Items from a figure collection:
▬▬▬▬▬▬▬▬▬▬

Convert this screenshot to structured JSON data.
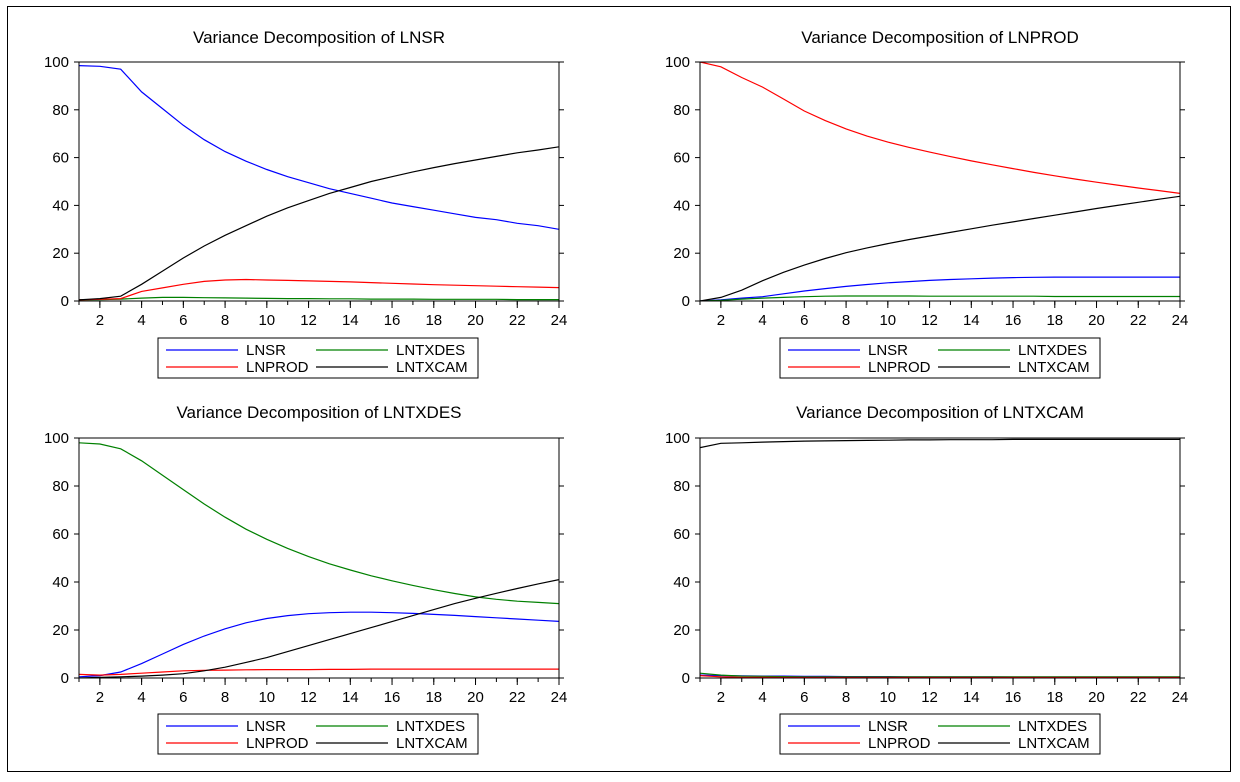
{
  "chart_data": [
    {
      "type": "line",
      "title": "Variance Decomposition of LNSR",
      "xlabel": "",
      "ylabel": "",
      "xlim": [
        1,
        24
      ],
      "ylim": [
        0,
        100
      ],
      "x_ticks": [
        2,
        4,
        6,
        8,
        10,
        12,
        14,
        16,
        18,
        20,
        22,
        24
      ],
      "y_ticks": [
        0,
        20,
        40,
        60,
        80,
        100
      ],
      "grid": false,
      "legend_position": "bottom",
      "x": [
        1,
        2,
        3,
        4,
        5,
        6,
        7,
        8,
        9,
        10,
        11,
        12,
        13,
        14,
        15,
        16,
        17,
        18,
        19,
        20,
        21,
        22,
        23,
        24
      ],
      "series": [
        {
          "name": "LNSR",
          "color": "#0000ff",
          "values": [
            98.5,
            98.2,
            97.0,
            87.5,
            80.5,
            73.5,
            67.5,
            62.5,
            58.5,
            55,
            52,
            49.5,
            47,
            45,
            43,
            41,
            39.5,
            38,
            36.5,
            35,
            34,
            32.5,
            31.5,
            30
          ]
        },
        {
          "name": "LNTXDES",
          "color": "#008000",
          "values": [
            0.5,
            0.6,
            0.8,
            1.2,
            1.5,
            1.5,
            1.4,
            1.3,
            1.2,
            1.1,
            1.0,
            1.0,
            0.9,
            0.9,
            0.8,
            0.8,
            0.8,
            0.7,
            0.7,
            0.7,
            0.7,
            0.6,
            0.6,
            0.6
          ]
        },
        {
          "name": "LNPROD",
          "color": "#ff0000",
          "values": [
            0.5,
            0.7,
            1.0,
            4.0,
            5.5,
            7.0,
            8.2,
            8.8,
            9.0,
            8.8,
            8.6,
            8.4,
            8.2,
            8.0,
            7.7,
            7.4,
            7.1,
            6.8,
            6.6,
            6.4,
            6.2,
            6.0,
            5.8,
            5.6
          ]
        },
        {
          "name": "LNTXCAM",
          "color": "#000000",
          "values": [
            0.5,
            1.0,
            2.0,
            7.0,
            12.5,
            18.0,
            23.0,
            27.5,
            31.5,
            35.5,
            39,
            42,
            45,
            47.5,
            50,
            52,
            54,
            55.8,
            57.5,
            59,
            60.5,
            62,
            63.2,
            64.5
          ]
        }
      ]
    },
    {
      "type": "line",
      "title": "Variance Decomposition of LNPROD",
      "xlabel": "",
      "ylabel": "",
      "xlim": [
        1,
        24
      ],
      "ylim": [
        0,
        100
      ],
      "x_ticks": [
        2,
        4,
        6,
        8,
        10,
        12,
        14,
        16,
        18,
        20,
        22,
        24
      ],
      "y_ticks": [
        0,
        20,
        40,
        60,
        80,
        100
      ],
      "grid": false,
      "legend_position": "bottom",
      "x": [
        1,
        2,
        3,
        4,
        5,
        6,
        7,
        8,
        9,
        10,
        11,
        12,
        13,
        14,
        15,
        16,
        17,
        18,
        19,
        20,
        21,
        22,
        23,
        24
      ],
      "series": [
        {
          "name": "LNSR",
          "color": "#0000ff",
          "values": [
            0,
            0.5,
            1.2,
            1.8,
            3.0,
            4.2,
            5.2,
            6.1,
            6.9,
            7.6,
            8.1,
            8.6,
            9.0,
            9.3,
            9.6,
            9.8,
            9.9,
            10.0,
            10.0,
            10.0,
            10.0,
            10.0,
            10.0,
            10.0
          ]
        },
        {
          "name": "LNTXDES",
          "color": "#008000",
          "values": [
            0,
            0.3,
            0.8,
            1.2,
            1.5,
            1.8,
            2.0,
            2.1,
            2.1,
            2.1,
            2.1,
            2.0,
            2.0,
            2.0,
            2.0,
            2.0,
            2.0,
            1.9,
            1.9,
            1.9,
            1.9,
            1.9,
            1.9,
            1.9
          ]
        },
        {
          "name": "LNPROD",
          "color": "#ff0000",
          "values": [
            100,
            98,
            93.5,
            89.5,
            84.5,
            79.5,
            75.5,
            72,
            69,
            66.5,
            64.3,
            62.3,
            60.4,
            58.6,
            57,
            55.4,
            53.8,
            52.4,
            51,
            49.7,
            48.5,
            47.3,
            46.2,
            45
          ]
        },
        {
          "name": "LNTXCAM",
          "color": "#000000",
          "values": [
            0,
            1.5,
            4.5,
            8.5,
            12,
            15,
            17.8,
            20.2,
            22.2,
            24,
            25.7,
            27.2,
            28.7,
            30.2,
            31.7,
            33.1,
            34.5,
            35.9,
            37.3,
            38.7,
            40,
            41.3,
            42.6,
            43.8
          ]
        }
      ]
    },
    {
      "type": "line",
      "title": "Variance Decomposition of LNTXDES",
      "xlabel": "",
      "ylabel": "",
      "xlim": [
        1,
        24
      ],
      "ylim": [
        0,
        100
      ],
      "x_ticks": [
        2,
        4,
        6,
        8,
        10,
        12,
        14,
        16,
        18,
        20,
        22,
        24
      ],
      "y_ticks": [
        0,
        20,
        40,
        60,
        80,
        100
      ],
      "grid": false,
      "legend_position": "bottom",
      "x": [
        1,
        2,
        3,
        4,
        5,
        6,
        7,
        8,
        9,
        10,
        11,
        12,
        13,
        14,
        15,
        16,
        17,
        18,
        19,
        20,
        21,
        22,
        23,
        24
      ],
      "series": [
        {
          "name": "LNSR",
          "color": "#0000ff",
          "values": [
            0.5,
            1.0,
            2.5,
            6.0,
            10.0,
            14.0,
            17.5,
            20.5,
            23.0,
            24.8,
            26.0,
            26.8,
            27.2,
            27.4,
            27.4,
            27.2,
            26.9,
            26.5,
            26.1,
            25.6,
            25.1,
            24.6,
            24.1,
            23.6
          ]
        },
        {
          "name": "LNTXDES",
          "color": "#008000",
          "values": [
            98,
            97.5,
            95.5,
            90.5,
            84.5,
            78.5,
            72.5,
            67.0,
            62.0,
            57.8,
            54.0,
            50.6,
            47.6,
            45.0,
            42.6,
            40.5,
            38.6,
            36.8,
            35.2,
            33.8,
            32.8,
            32.0,
            31.5,
            31.0
          ]
        },
        {
          "name": "LNPROD",
          "color": "#ff0000",
          "values": [
            1.5,
            1.2,
            1.5,
            2.0,
            2.5,
            3.0,
            3.2,
            3.3,
            3.4,
            3.5,
            3.5,
            3.5,
            3.6,
            3.6,
            3.7,
            3.7,
            3.7,
            3.7,
            3.7,
            3.7,
            3.7,
            3.7,
            3.7,
            3.7
          ]
        },
        {
          "name": "LNTXCAM",
          "color": "#000000",
          "values": [
            0,
            0.3,
            0.5,
            0.8,
            1.2,
            1.8,
            3.0,
            4.5,
            6.5,
            8.5,
            11.0,
            13.5,
            16.0,
            18.5,
            21.0,
            23.5,
            26.0,
            28.5,
            31.0,
            33.2,
            35.3,
            37.3,
            39.2,
            41.0
          ]
        }
      ]
    },
    {
      "type": "line",
      "title": "Variance Decomposition of LNTXCAM",
      "xlabel": "",
      "ylabel": "",
      "xlim": [
        1,
        24
      ],
      "ylim": [
        0,
        100
      ],
      "x_ticks": [
        2,
        4,
        6,
        8,
        10,
        12,
        14,
        16,
        18,
        20,
        22,
        24
      ],
      "y_ticks": [
        0,
        20,
        40,
        60,
        80,
        100
      ],
      "grid": false,
      "legend_position": "bottom",
      "x": [
        1,
        2,
        3,
        4,
        5,
        6,
        7,
        8,
        9,
        10,
        11,
        12,
        13,
        14,
        15,
        16,
        17,
        18,
        19,
        20,
        21,
        22,
        23,
        24
      ],
      "series": [
        {
          "name": "LNSR",
          "color": "#0000ff",
          "values": [
            1.2,
            1.0,
            0.9,
            0.8,
            0.8,
            0.7,
            0.7,
            0.6,
            0.6,
            0.6,
            0.5,
            0.5,
            0.5,
            0.5,
            0.5,
            0.4,
            0.4,
            0.4,
            0.4,
            0.4,
            0.4,
            0.4,
            0.4,
            0.4
          ]
        },
        {
          "name": "LNTXDES",
          "color": "#008000",
          "values": [
            2.0,
            1.2,
            0.8,
            0.7,
            0.6,
            0.5,
            0.5,
            0.5,
            0.5,
            0.5,
            0.5,
            0.5,
            0.5,
            0.5,
            0.5,
            0.5,
            0.5,
            0.5,
            0.5,
            0.5,
            0.5,
            0.5,
            0.5,
            0.5
          ]
        },
        {
          "name": "LNPROD",
          "color": "#ff0000",
          "values": [
            1.0,
            0.5,
            0.3,
            0.3,
            0.2,
            0.2,
            0.2,
            0.2,
            0.2,
            0.2,
            0.2,
            0.2,
            0.2,
            0.2,
            0.2,
            0.2,
            0.2,
            0.2,
            0.2,
            0.2,
            0.2,
            0.2,
            0.2,
            0.2
          ]
        },
        {
          "name": "LNTXCAM",
          "color": "#000000",
          "values": [
            96,
            97.8,
            98.0,
            98.3,
            98.5,
            98.7,
            98.8,
            98.9,
            99.0,
            99.1,
            99.2,
            99.2,
            99.3,
            99.3,
            99.3,
            99.4,
            99.4,
            99.4,
            99.4,
            99.4,
            99.4,
            99.4,
            99.4,
            99.4
          ]
        }
      ]
    }
  ]
}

▬▬▬▬▬▬▬▬▬▬

* _WHAT THE EXERCISE ASKS_
Pick out the lines that include the word "Decomposition" and write them out.

* _RESULT OF THIS TASK_
      "title": "Variance Decomposition of LNSR",
      "title": "Variance Decomposition of LNPROD",
      "title": "Variance Decomposition of LNTXDES",
      "title": "Variance Decomposition of LNTXCAM",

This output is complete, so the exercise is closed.